**Data section**
__________________________________________________

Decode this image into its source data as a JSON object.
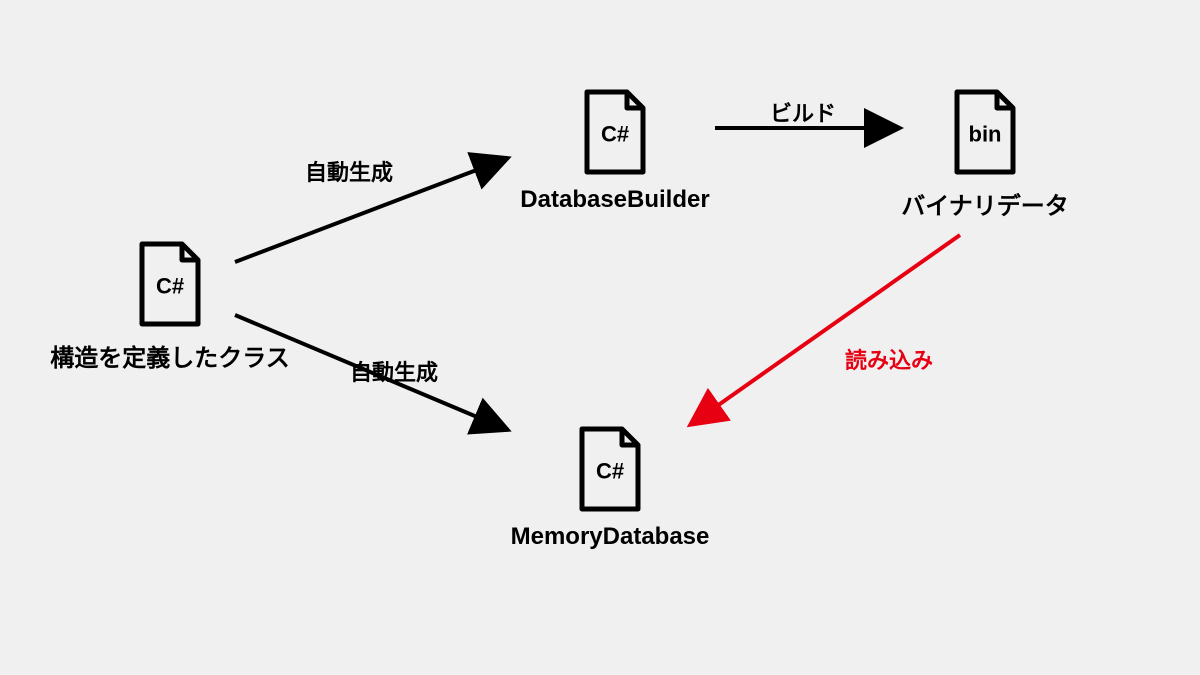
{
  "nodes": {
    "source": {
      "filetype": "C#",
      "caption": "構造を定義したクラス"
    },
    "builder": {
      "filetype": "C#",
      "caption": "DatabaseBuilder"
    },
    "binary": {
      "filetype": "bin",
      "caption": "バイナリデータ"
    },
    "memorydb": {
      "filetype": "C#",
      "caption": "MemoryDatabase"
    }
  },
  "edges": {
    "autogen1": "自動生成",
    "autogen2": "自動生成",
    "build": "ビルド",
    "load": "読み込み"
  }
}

__________________________________________________

**Short problem**
Keep the pictures out of the copy and write out the data exactly as it stands.

**Reply to the task**
Decode this image into its source data as a JSON object.
{
  "nodes": {
    "source": {
      "filetype": "C#",
      "caption": "構造を定義したクラス"
    },
    "builder": {
      "filetype": "C#",
      "caption": "DatabaseBuilder"
    },
    "binary": {
      "filetype": "bin",
      "caption": "バイナリデータ"
    },
    "memorydb": {
      "filetype": "C#",
      "caption": "MemoryDatabase"
    }
  },
  "edges": {
    "autogen1": "自動生成",
    "autogen2": "自動生成",
    "build": "ビルド",
    "load": "読み込み"
  }
}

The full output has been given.